▶ **EXERCISE GOAL**: Put the entries into a numbered list, starting with the first line and going on through the line with "total-grade-cell: 9,88 — [588, 439, 624, 459]", leaving out any blank lines.

▶ **Rows from a dataset**:
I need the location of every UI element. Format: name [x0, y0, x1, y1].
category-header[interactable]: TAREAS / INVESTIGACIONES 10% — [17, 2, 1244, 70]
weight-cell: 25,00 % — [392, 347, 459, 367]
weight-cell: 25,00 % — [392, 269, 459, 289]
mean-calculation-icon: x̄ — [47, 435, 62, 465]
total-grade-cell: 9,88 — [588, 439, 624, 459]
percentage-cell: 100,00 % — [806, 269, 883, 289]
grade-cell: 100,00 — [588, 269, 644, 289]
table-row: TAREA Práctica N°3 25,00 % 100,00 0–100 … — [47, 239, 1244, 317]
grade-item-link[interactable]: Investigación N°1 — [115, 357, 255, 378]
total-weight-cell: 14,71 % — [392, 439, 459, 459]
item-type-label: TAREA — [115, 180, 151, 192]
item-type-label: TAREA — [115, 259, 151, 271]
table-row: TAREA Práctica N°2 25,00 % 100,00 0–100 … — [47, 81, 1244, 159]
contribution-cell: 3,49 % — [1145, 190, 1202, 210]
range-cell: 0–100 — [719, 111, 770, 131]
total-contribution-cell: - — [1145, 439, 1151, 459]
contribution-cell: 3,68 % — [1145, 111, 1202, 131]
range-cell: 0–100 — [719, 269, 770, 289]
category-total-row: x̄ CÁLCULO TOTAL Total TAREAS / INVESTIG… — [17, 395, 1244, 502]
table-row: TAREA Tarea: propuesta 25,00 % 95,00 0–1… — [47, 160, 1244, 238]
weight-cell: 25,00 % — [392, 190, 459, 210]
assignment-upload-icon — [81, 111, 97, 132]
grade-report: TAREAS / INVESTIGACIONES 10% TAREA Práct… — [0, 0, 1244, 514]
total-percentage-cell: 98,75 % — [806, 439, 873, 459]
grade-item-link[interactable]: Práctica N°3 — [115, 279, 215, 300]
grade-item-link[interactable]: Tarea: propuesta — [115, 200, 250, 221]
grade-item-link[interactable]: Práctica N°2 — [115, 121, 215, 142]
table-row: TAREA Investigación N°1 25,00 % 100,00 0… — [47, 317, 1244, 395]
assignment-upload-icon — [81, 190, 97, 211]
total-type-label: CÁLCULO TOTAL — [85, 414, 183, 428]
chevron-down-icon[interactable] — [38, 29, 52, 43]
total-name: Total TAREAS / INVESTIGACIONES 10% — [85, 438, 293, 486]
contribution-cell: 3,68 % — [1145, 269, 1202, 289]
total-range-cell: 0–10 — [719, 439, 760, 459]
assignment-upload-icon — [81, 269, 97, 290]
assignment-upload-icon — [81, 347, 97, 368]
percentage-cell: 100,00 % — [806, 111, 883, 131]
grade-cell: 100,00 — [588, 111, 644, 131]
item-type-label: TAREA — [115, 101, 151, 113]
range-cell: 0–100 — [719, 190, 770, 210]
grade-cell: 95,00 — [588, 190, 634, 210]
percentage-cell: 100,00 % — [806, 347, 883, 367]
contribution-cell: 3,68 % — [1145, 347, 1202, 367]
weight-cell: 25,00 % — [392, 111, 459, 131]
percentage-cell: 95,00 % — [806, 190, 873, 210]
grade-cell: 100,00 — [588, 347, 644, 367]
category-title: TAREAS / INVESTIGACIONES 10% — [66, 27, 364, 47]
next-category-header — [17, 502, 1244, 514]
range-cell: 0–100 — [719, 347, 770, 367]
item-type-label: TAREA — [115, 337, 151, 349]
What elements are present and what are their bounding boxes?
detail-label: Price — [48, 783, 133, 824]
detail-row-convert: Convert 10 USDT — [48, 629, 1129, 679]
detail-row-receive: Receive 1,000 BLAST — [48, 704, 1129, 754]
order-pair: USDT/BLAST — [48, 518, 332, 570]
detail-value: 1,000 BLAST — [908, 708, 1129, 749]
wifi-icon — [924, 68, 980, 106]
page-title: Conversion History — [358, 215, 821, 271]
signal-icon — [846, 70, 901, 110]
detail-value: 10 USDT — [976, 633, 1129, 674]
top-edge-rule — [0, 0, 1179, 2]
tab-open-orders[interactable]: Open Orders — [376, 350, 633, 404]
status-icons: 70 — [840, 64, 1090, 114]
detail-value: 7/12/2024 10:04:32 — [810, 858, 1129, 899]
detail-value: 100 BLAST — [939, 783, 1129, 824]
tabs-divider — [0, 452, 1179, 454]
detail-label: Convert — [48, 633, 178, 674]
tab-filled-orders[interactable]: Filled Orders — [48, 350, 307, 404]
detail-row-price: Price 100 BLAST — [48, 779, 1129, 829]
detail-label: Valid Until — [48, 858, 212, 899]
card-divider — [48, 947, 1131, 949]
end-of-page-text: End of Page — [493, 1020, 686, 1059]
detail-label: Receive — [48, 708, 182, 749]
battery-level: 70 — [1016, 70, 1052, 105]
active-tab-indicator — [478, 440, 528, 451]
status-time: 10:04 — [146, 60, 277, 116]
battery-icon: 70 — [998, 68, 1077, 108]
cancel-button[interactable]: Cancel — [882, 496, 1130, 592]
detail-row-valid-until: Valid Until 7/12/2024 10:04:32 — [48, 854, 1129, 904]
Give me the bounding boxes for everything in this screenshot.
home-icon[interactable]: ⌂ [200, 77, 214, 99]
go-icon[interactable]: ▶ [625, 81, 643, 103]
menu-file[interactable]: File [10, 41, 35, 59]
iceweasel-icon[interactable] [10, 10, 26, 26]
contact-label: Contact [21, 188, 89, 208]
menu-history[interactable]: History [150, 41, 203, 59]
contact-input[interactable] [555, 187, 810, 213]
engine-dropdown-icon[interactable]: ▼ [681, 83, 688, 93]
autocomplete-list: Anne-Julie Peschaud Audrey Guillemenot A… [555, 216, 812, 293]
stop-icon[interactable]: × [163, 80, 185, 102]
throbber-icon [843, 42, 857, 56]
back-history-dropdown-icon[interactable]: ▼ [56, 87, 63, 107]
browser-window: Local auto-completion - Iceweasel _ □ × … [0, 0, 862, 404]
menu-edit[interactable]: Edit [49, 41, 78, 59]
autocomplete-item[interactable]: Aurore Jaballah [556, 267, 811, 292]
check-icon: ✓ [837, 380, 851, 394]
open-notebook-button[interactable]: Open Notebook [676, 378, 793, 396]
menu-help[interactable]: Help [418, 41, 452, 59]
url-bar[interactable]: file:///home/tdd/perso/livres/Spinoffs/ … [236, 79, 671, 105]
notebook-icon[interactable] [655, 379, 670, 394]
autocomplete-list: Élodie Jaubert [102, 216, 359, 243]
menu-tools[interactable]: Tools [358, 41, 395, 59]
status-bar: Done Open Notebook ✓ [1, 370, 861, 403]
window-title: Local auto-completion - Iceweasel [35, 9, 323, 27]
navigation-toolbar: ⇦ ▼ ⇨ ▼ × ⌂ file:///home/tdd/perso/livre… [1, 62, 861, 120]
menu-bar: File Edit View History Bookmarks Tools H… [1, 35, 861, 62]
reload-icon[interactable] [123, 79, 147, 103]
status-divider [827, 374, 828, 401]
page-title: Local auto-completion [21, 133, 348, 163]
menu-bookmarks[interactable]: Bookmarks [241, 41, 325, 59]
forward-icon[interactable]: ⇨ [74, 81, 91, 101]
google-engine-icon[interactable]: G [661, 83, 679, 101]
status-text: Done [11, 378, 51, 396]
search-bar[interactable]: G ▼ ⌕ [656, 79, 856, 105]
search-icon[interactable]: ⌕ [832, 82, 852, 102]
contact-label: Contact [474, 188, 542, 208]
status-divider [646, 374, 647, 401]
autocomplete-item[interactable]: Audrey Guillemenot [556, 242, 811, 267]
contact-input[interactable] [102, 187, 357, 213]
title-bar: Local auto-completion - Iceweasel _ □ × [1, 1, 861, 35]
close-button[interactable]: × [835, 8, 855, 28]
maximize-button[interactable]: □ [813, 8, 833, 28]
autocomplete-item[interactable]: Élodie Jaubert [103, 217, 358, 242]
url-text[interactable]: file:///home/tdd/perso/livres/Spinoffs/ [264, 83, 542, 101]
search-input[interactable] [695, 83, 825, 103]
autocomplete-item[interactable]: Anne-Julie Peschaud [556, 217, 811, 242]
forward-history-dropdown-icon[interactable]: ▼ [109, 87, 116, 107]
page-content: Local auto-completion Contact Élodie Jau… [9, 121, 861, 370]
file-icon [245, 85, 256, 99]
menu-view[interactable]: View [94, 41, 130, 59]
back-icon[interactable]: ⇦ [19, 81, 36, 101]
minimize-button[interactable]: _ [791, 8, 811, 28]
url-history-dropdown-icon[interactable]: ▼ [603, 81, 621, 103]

▶ **PROBLEM SOLUTION**:
1. I need the location of every UI element. Format: name [x0, y0, x1, y1].
2. category-header[interactable]: TAREAS / INVESTIGACIONES 10% — [17, 2, 1244, 70]
3. weight-cell: 25,00 % — [392, 347, 459, 367]
4. weight-cell: 25,00 % — [392, 269, 459, 289]
5. mean-calculation-icon: x̄ — [47, 435, 62, 465]
6. total-grade-cell: 9,88 — [588, 439, 624, 459]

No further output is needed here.